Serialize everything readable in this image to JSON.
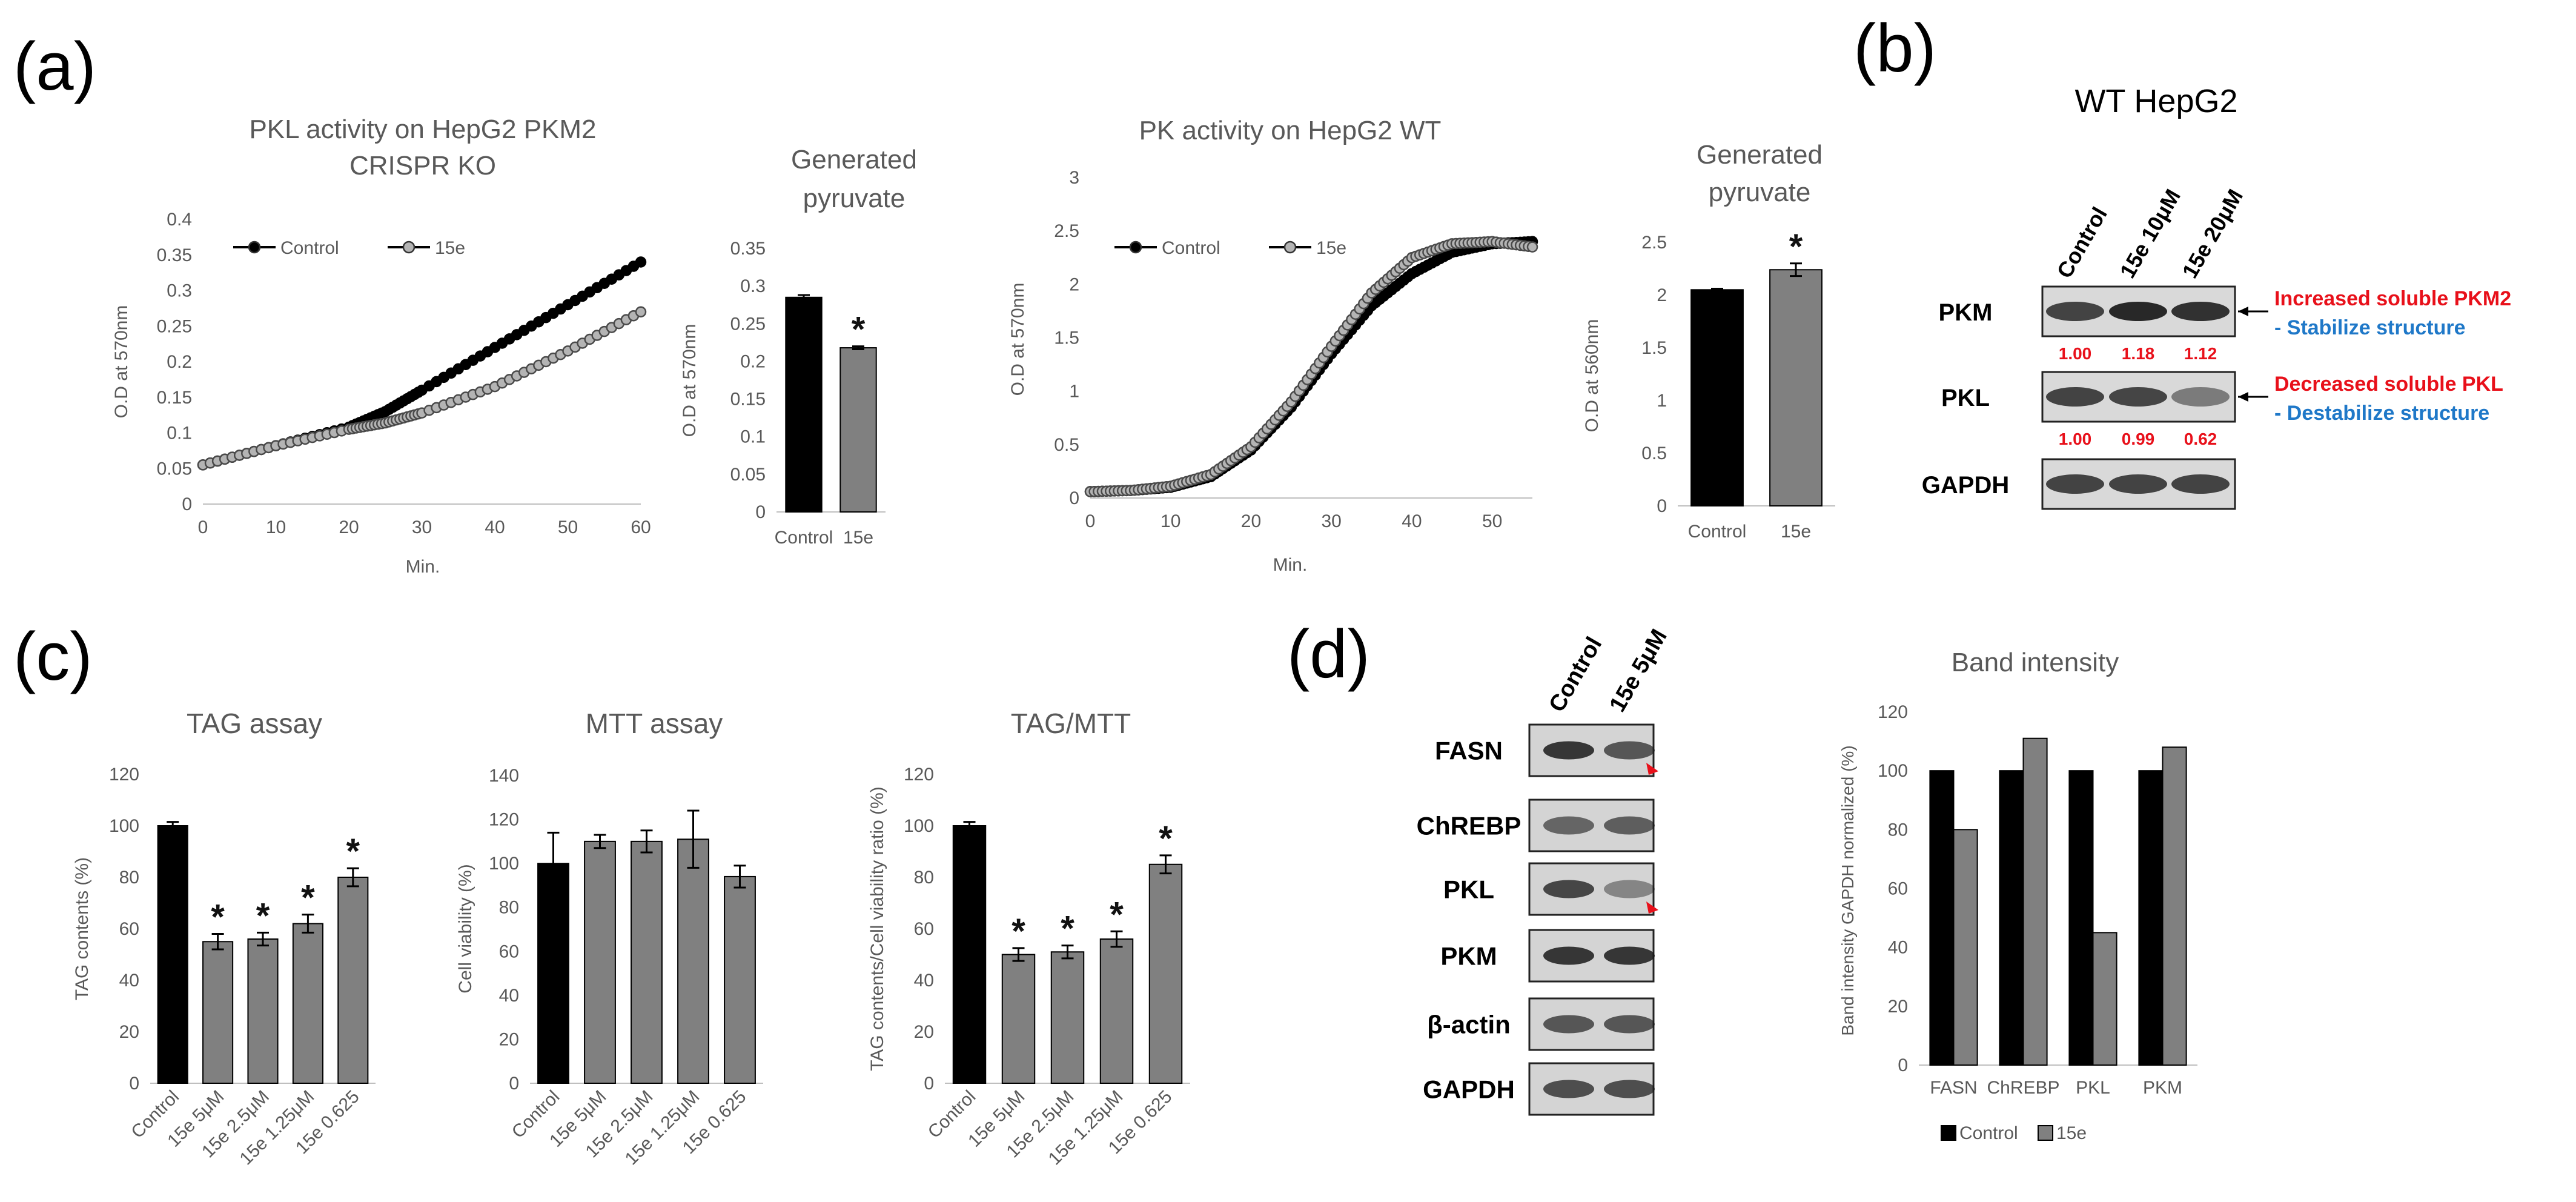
{
  "panel_labels": {
    "a": "(a)",
    "b": "(b)",
    "c": "(c)",
    "d": "(d)"
  },
  "chart_data": [
    {
      "id": "pkl_ko",
      "type": "line",
      "title": [
        "PKL activity on HepG2 PKM2",
        "CRISPR KO"
      ],
      "xlabel": "Min.",
      "ylabel": "O.D at 570nm",
      "xlim": [
        0,
        60
      ],
      "ylim": [
        0,
        0.4
      ],
      "xticks": [
        0,
        10,
        20,
        30,
        40,
        50,
        60
      ],
      "yticks": [
        0,
        0.05,
        0.1,
        0.15,
        0.2,
        0.25,
        0.3,
        0.35,
        0.4
      ],
      "ytick_labels": [
        "0",
        "0.05",
        "0.1",
        "0.15",
        "0.2",
        "0.25",
        "0.3",
        "0.35",
        "0.4"
      ],
      "legend": [
        "Control",
        "15e"
      ],
      "series": [
        {
          "name": "Control",
          "style": "filled",
          "x": [
            0,
            10,
            20,
            25,
            30,
            40,
            50,
            60
          ],
          "y": [
            0.055,
            0.082,
            0.108,
            0.13,
            0.16,
            0.22,
            0.28,
            0.34
          ]
        },
        {
          "name": "15e",
          "style": "open",
          "x": [
            0,
            10,
            20,
            25,
            30,
            40,
            50,
            60
          ],
          "y": [
            0.055,
            0.082,
            0.105,
            0.114,
            0.128,
            0.165,
            0.215,
            0.27
          ]
        }
      ]
    },
    {
      "id": "pyr_ko",
      "type": "bar",
      "title": [
        "Generated",
        "pyruvate"
      ],
      "ylabel": "O.D at 570nm",
      "ylim": [
        0,
        0.35
      ],
      "yticks": [
        0,
        0.05,
        0.1,
        0.15,
        0.2,
        0.25,
        0.3,
        0.35
      ],
      "ytick_labels": [
        "0",
        "0.05",
        "0.1",
        "0.15",
        "0.2",
        "0.25",
        "0.3",
        "0.35"
      ],
      "categories": [
        "Control",
        "15e"
      ],
      "values": [
        0.285,
        0.218
      ],
      "errors": [
        0.003,
        0.002
      ],
      "colors": [
        "#000000",
        "#808080"
      ],
      "stars": [
        "",
        "*"
      ]
    },
    {
      "id": "pk_wt",
      "type": "line",
      "title": [
        "PK activity on HepG2 WT"
      ],
      "xlabel": "Min.",
      "ylabel": "O.D at 570nm",
      "xlim": [
        0,
        55
      ],
      "ylim": [
        0,
        3
      ],
      "xticks": [
        0,
        10,
        20,
        30,
        40,
        50
      ],
      "yticks": [
        0,
        0.5,
        1,
        1.5,
        2,
        2.5,
        3
      ],
      "ytick_labels": [
        "0",
        "0.5",
        "1",
        "1.5",
        "2",
        "2.5",
        "3"
      ],
      "legend": [
        "Control",
        "15e"
      ],
      "series": [
        {
          "name": "Control",
          "style": "filled",
          "x": [
            0,
            5,
            10,
            15,
            20,
            25,
            30,
            35,
            40,
            45,
            50,
            55
          ],
          "y": [
            0.06,
            0.07,
            0.1,
            0.2,
            0.45,
            0.85,
            1.35,
            1.8,
            2.1,
            2.3,
            2.38,
            2.4
          ]
        },
        {
          "name": "15e",
          "style": "open",
          "x": [
            0,
            5,
            10,
            15,
            20,
            25,
            30,
            35,
            40,
            45,
            50,
            55
          ],
          "y": [
            0.06,
            0.07,
            0.11,
            0.22,
            0.48,
            0.9,
            1.42,
            1.92,
            2.25,
            2.38,
            2.4,
            2.35
          ]
        }
      ]
    },
    {
      "id": "pyr_wt",
      "type": "bar",
      "title": [
        "Generated",
        "pyruvate"
      ],
      "ylabel": "O.D at 560nm",
      "ylim": [
        0,
        2.5
      ],
      "yticks": [
        0,
        0.5,
        1,
        1.5,
        2,
        2.5
      ],
      "ytick_labels": [
        "0",
        "0.5",
        "1",
        "1.5",
        "2",
        "2.5"
      ],
      "categories": [
        "Control",
        "15e"
      ],
      "values": [
        2.05,
        2.24
      ],
      "errors": [
        0.01,
        0.06
      ],
      "colors": [
        "#000000",
        "#808080"
      ],
      "stars": [
        "",
        "*"
      ]
    },
    {
      "id": "tag",
      "type": "bar",
      "title": [
        "TAG assay"
      ],
      "ylabel": "TAG contents (%)",
      "ylim": [
        0,
        120
      ],
      "yticks": [
        0,
        20,
        40,
        60,
        80,
        100,
        120
      ],
      "ytick_labels": [
        "0",
        "20",
        "40",
        "60",
        "80",
        "100",
        "120"
      ],
      "categories": [
        "Control",
        "15e 5μM",
        "15e 2.5μM",
        "15e 1.25μM",
        "15e 0.625"
      ],
      "values": [
        100,
        55,
        56,
        62,
        80
      ],
      "errors": [
        1.5,
        3,
        2.5,
        3.5,
        3.5
      ],
      "colors": [
        "#000000",
        "#808080",
        "#808080",
        "#808080",
        "#808080"
      ],
      "stars": [
        "",
        "*",
        "*",
        "*",
        "*"
      ]
    },
    {
      "id": "mtt",
      "type": "bar",
      "title": [
        "MTT assay"
      ],
      "ylabel": "Cell viability (%)",
      "ylim": [
        0,
        140
      ],
      "yticks": [
        0,
        20,
        40,
        60,
        80,
        100,
        120,
        140
      ],
      "ytick_labels": [
        "0",
        "20",
        "40",
        "60",
        "80",
        "100",
        "120",
        "140"
      ],
      "categories": [
        "Control",
        "15e 5μM",
        "15e 2.5μM",
        "15e 1.25μM",
        "15e 0.625"
      ],
      "values": [
        100,
        110,
        110,
        111,
        94
      ],
      "errors": [
        14,
        3,
        5,
        13,
        5
      ],
      "colors": [
        "#000000",
        "#808080",
        "#808080",
        "#808080",
        "#808080"
      ],
      "stars": [
        "",
        "",
        "",
        "",
        ""
      ]
    },
    {
      "id": "tagmtt",
      "type": "bar",
      "title": [
        "TAG/MTT"
      ],
      "ylabel": "TAG contents/Cell viability ratio (%)",
      "ylim": [
        0,
        120
      ],
      "yticks": [
        0,
        20,
        40,
        60,
        80,
        100,
        120
      ],
      "ytick_labels": [
        "0",
        "20",
        "40",
        "60",
        "80",
        "100",
        "120"
      ],
      "categories": [
        "Control",
        "15e 5μM",
        "15e 2.5μM",
        "15e 1.25μM",
        "15e 0.625"
      ],
      "values": [
        100,
        50,
        51,
        56,
        85
      ],
      "errors": [
        1.5,
        2.5,
        2.5,
        3,
        3.5
      ],
      "colors": [
        "#000000",
        "#808080",
        "#808080",
        "#808080",
        "#808080"
      ],
      "stars": [
        "",
        "*",
        "*",
        "*",
        "*"
      ]
    },
    {
      "id": "band",
      "type": "bar",
      "title": [
        "Band intensity"
      ],
      "ylabel": "Band intensity GAPDH normalized (%)",
      "ylim": [
        0,
        120
      ],
      "yticks": [
        0,
        20,
        40,
        60,
        80,
        100,
        120
      ],
      "ytick_labels": [
        "0",
        "20",
        "40",
        "60",
        "80",
        "100",
        "120"
      ],
      "categories": [
        "FASN",
        "ChREBP",
        "PKL",
        "PKM"
      ],
      "series": [
        {
          "name": "Control",
          "color": "#000000",
          "values": [
            100,
            100,
            100,
            100
          ]
        },
        {
          "name": "15e",
          "color": "#808080",
          "values": [
            80,
            111,
            45,
            108
          ]
        }
      ],
      "legend": [
        "Control",
        "15e"
      ]
    }
  ],
  "blot_b": {
    "title": "WT HepG2",
    "lanes": [
      "Control",
      "15e 10μM",
      "15e 20μM"
    ],
    "rows": [
      {
        "label": "PKM",
        "intensity": [
          1.0,
          1.18,
          1.12
        ],
        "quant": [
          "1.00",
          "1.18",
          "1.12"
        ]
      },
      {
        "label": "PKL",
        "intensity": [
          1.0,
          0.99,
          0.62
        ],
        "quant": [
          "1.00",
          "0.99",
          "0.62"
        ]
      },
      {
        "label": "GAPDH",
        "intensity": [
          1.0,
          1.0,
          1.0
        ]
      }
    ],
    "annotations": [
      {
        "main": "Increased soluble PKM2",
        "sub": "- Stabilize structure"
      },
      {
        "main": "Decreased soluble PKL",
        "sub": "- Destabilize structure"
      }
    ],
    "colors": {
      "main": "#e8101a",
      "sub": "#1f78c8",
      "quant": "#e8101a"
    }
  },
  "blot_d": {
    "lanes": [
      "Control",
      "15e 5μM"
    ],
    "rows": [
      {
        "label": "FASN",
        "intensity": [
          1.0,
          0.8
        ],
        "marker": true
      },
      {
        "label": "ChREBP",
        "intensity": [
          0.7,
          0.75
        ],
        "marker": false
      },
      {
        "label": "PKL",
        "intensity": [
          0.9,
          0.5
        ],
        "marker": true
      },
      {
        "label": "PKM",
        "intensity": [
          1.0,
          1.0
        ],
        "marker": false
      },
      {
        "label": "β-actin",
        "intensity": [
          0.8,
          0.8
        ],
        "marker": false
      },
      {
        "label": "GAPDH",
        "intensity": [
          0.85,
          0.85
        ],
        "marker": false
      }
    ]
  }
}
____
> Directions: Where the word "main" is present in a line of the listing, copy that line.

> Reply:
        "main": "Increased soluble PKM2",
        "main": "Decreased soluble PKL",
      "main": "#e8101a",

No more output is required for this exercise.